What the exercise asks -> Without altering anything, repeat each of the records.

Records for processing ->
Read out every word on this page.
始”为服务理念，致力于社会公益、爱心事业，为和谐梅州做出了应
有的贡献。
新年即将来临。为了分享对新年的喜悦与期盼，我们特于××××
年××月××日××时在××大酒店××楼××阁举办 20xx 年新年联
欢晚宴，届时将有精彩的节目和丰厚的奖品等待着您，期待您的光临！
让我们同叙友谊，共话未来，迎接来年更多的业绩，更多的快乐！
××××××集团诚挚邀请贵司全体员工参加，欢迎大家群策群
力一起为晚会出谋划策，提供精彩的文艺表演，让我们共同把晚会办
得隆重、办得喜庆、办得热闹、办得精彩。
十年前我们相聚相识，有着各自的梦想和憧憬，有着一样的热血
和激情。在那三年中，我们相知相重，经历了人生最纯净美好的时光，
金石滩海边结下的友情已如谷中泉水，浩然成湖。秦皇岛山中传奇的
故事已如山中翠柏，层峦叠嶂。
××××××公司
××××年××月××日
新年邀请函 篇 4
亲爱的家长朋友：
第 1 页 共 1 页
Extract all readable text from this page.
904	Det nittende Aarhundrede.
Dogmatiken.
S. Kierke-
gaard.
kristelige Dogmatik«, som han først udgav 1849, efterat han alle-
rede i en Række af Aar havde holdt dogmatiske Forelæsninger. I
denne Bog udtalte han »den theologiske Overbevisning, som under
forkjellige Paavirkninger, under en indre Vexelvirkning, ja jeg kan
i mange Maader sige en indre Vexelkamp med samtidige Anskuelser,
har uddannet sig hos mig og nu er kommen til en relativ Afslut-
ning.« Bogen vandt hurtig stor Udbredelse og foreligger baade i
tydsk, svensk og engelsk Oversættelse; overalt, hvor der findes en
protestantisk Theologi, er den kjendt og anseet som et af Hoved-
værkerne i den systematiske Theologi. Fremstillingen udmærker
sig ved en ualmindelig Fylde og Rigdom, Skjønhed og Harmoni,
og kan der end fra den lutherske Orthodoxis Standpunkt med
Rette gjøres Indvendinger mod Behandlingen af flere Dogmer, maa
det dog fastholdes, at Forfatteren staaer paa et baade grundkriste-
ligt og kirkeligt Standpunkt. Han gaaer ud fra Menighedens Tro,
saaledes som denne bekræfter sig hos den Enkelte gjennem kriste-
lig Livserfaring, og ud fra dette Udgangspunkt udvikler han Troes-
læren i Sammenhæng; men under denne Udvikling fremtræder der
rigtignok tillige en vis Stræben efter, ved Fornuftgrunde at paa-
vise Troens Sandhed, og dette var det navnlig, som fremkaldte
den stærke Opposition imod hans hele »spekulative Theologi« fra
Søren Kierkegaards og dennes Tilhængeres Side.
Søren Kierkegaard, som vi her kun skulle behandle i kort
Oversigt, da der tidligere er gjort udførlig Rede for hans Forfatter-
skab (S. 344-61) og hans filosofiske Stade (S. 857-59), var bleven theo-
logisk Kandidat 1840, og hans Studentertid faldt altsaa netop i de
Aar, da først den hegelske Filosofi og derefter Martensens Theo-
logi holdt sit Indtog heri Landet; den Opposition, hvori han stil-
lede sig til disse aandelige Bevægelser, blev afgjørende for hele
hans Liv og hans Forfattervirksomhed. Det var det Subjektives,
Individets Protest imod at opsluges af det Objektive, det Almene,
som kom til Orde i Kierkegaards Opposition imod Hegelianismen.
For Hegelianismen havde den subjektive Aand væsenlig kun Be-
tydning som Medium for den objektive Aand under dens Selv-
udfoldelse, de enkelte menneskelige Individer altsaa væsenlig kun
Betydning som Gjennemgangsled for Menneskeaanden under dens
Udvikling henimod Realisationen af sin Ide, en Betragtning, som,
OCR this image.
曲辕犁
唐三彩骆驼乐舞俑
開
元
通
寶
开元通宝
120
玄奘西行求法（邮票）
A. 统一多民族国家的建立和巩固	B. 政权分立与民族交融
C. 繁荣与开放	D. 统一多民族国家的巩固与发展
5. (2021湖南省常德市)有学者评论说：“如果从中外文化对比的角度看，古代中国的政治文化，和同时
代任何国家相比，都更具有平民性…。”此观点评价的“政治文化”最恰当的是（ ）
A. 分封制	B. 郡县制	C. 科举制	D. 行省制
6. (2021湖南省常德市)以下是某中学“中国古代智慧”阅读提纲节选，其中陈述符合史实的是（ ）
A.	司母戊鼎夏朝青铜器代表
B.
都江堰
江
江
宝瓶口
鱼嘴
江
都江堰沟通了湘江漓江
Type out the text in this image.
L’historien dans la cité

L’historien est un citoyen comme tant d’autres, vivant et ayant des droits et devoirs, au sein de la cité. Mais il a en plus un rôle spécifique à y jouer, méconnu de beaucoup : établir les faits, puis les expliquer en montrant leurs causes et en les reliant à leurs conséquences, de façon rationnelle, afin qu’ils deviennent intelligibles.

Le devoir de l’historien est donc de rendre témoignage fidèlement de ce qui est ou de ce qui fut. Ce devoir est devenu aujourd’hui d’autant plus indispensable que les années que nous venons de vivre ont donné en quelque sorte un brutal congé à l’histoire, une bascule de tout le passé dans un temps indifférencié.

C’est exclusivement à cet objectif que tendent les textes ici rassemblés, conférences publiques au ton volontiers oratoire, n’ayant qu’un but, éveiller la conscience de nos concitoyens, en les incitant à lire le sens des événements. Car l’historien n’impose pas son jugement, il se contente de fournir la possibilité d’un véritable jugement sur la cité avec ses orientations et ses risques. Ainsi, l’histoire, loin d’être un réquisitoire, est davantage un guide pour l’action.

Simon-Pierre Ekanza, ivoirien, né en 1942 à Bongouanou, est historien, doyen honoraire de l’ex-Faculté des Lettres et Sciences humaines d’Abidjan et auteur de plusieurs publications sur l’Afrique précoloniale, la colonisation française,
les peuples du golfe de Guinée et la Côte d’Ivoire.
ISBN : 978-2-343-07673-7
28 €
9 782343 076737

Answer in full ->
Read out every word on this page.
始”为服务理念，致力于社会公益、爱心事业，为和谐梅州做出了应
有的贡献。
新年即将来临。为了分享对新年的喜悦与期盼，我们特于××××
年××月××日××时在××大酒店××楼××阁举办 20xx 年新年联
欢晚宴，届时将有精彩的节目和丰厚的奖品等待着您，期待您的光临！
让我们同叙友谊，共话未来，迎接来年更多的业绩，更多的快乐！
××××××集团诚挚邀请贵司全体员工参加，欢迎大家群策群
力一起为晚会出谋划策，提供精彩的文艺表演，让我们共同把晚会办
得隆重、办得喜庆、办得热闹、办得精彩。
十年前我们相聚相识，有着各自的梦想和憧憬，有着一样的热血
和激情。在那三年中，我们相知相重，经历了人生最纯净美好的时光，
金石滩海边结下的友情已如谷中泉水，浩然成湖。秦皇岛山中传奇的
故事已如山中翠柏，层峦叠嶂。
××××××公司
××××年××月××日
新年邀请函 篇 4
亲爱的家长朋友：
第 1 页 共 1 页
Extract all readable text from this page.
904	Det nittende Aarhundrede.
Dogmatiken.
S. Kierke-
gaard.
kristelige Dogmatik«, som han først udgav 1849, efterat han alle-
rede i en Række af Aar havde holdt dogmatiske Forelæsninger. I
denne Bog udtalte han »den theologiske Overbevisning, som under
forkjellige Paavirkninger, under en indre Vexelvirkning, ja jeg kan
i mange Maader sige en indre Vexelkamp med samtidige Anskuelser,
har uddannet sig hos mig og nu er kommen til en relativ Afslut-
ning.« Bogen vandt hurtig stor Udbredelse og foreligger baade i
tydsk, svensk og engelsk Oversættelse; overalt, hvor der findes en
protestantisk Theologi, er den kjendt og anseet som et af Hoved-
værkerne i den systematiske Theologi. Fremstillingen udmærker
sig ved en ualmindelig Fylde og Rigdom, Skjønhed og Harmoni,
og kan der end fra den lutherske Orthodoxis Standpunkt med
Rette gjøres Indvendinger mod Behandlingen af flere Dogmer, maa
det dog fastholdes, at Forfatteren staaer paa et baade grundkriste-
ligt og kirkeligt Standpunkt. Han gaaer ud fra Menighedens Tro,
saaledes som denne bekræfter sig hos den Enkelte gjennem kriste-
lig Livserfaring, og ud fra dette Udgangspunkt udvikler han Troes-
læren i Sammenhæng; men under denne Udvikling fremtræder der
rigtignok tillige en vis Stræben efter, ved Fornuftgrunde at paa-
vise Troens Sandhed, og dette var det navnlig, som fremkaldte
den stærke Opposition imod hans hele »spekulative Theologi« fra
Søren Kierkegaards og dennes Tilhængeres Side.
Søren Kierkegaard, som vi her kun skulle behandle i kort
Oversigt, da der tidligere er gjort udførlig Rede for hans Forfatter-
skab (S. 344-61) og hans filosofiske Stade (S. 857-59), var bleven theo-
logisk Kandidat 1840, og hans Studentertid faldt altsaa netop i de
Aar, da først den hegelske Filosofi og derefter Martensens Theo-
logi holdt sit Indtog heri Landet; den Opposition, hvori han stil-
lede sig til disse aandelige Bevægelser, blev afgjørende for hele
hans Liv og hans Forfattervirksomhed. Det var det Subjektives,
Individets Protest imod at opsluges af det Objektive, det Almene,
som kom til Orde i Kierkegaards Opposition imod Hegelianismen.
For Hegelianismen havde den subjektive Aand væsenlig kun Be-
tydning som Medium for den objektive Aand under dens Selv-
udfoldelse, de enkelte menneskelige Individer altsaa væsenlig kun
Betydning som Gjennemgangsled for Menneskeaanden under dens
Udvikling henimod Realisationen af sin Ide, en Betragtning, som,
OCR this image.
曲辕犁
唐三彩骆驼乐舞俑
開
元
通
寶
开元通宝
120
玄奘西行求法（邮票）
A. 统一多民族国家的建立和巩固	B. 政权分立与民族交融
C. 繁荣与开放	D. 统一多民族国家的巩固与发展
5. (2021湖南省常德市)有学者评论说：“如果从中外文化对比的角度看，古代中国的政治文化，和同时
代任何国家相比，都更具有平民性…。”此观点评价的“政治文化”最恰当的是（ ）
A. 分封制	B. 郡县制	C. 科举制	D. 行省制
6. (2021湖南省常德市)以下是某中学“中国古代智慧”阅读提纲节选，其中陈述符合史实的是（ ）
A.	司母戊鼎夏朝青铜器代表
B.
都江堰
江
江
宝瓶口
鱼嘴
江
都江堰沟通了湘江漓江
Type out the text in this image.
L’historien dans la cité

L’historien est un citoyen comme tant d’autres, vivant et ayant des droits et devoirs, au sein de la cité. Mais il a en plus un rôle spécifique à y jouer, méconnu de beaucoup : établir les faits, puis les expliquer en montrant leurs causes et en les reliant à leurs conséquences, de façon rationnelle, afin qu’ils deviennent intelligibles.

Le devoir de l’historien est donc de rendre témoignage fidèlement de ce qui est ou de ce qui fut. Ce devoir est devenu aujourd’hui d’autant plus indispensable que les années que nous venons de vivre ont donné en quelque sorte un brutal congé à l’histoire, une bascule de tout le passé dans un temps indifférencié.

C’est exclusivement à cet objectif que tendent les textes ici rassemblés, conférences publiques au ton volontiers oratoire, n’ayant qu’un but, éveiller la conscience de nos concitoyens, en les incitant à lire le sens des événements. Car l’historien n’impose pas son jugement, il se contente de fournir la possibilité d’un véritable jugement sur la cité avec ses orientations et ses risques. Ainsi, l’histoire, loin d’être un réquisitoire, est davantage un guide pour l’action.

Simon-Pierre Ekanza, ivoirien, né en 1942 à Bongouanou, est historien, doyen honoraire de l’ex-Faculté des Lettres et Sciences humaines d’Abidjan et auteur de plusieurs publications sur l’Afrique précoloniale, la colonisation française,
les peuples du golfe de Guinée et la Côte d’Ivoire.
ISBN : 978-2-343-07673-7
28 €
9 782343 076737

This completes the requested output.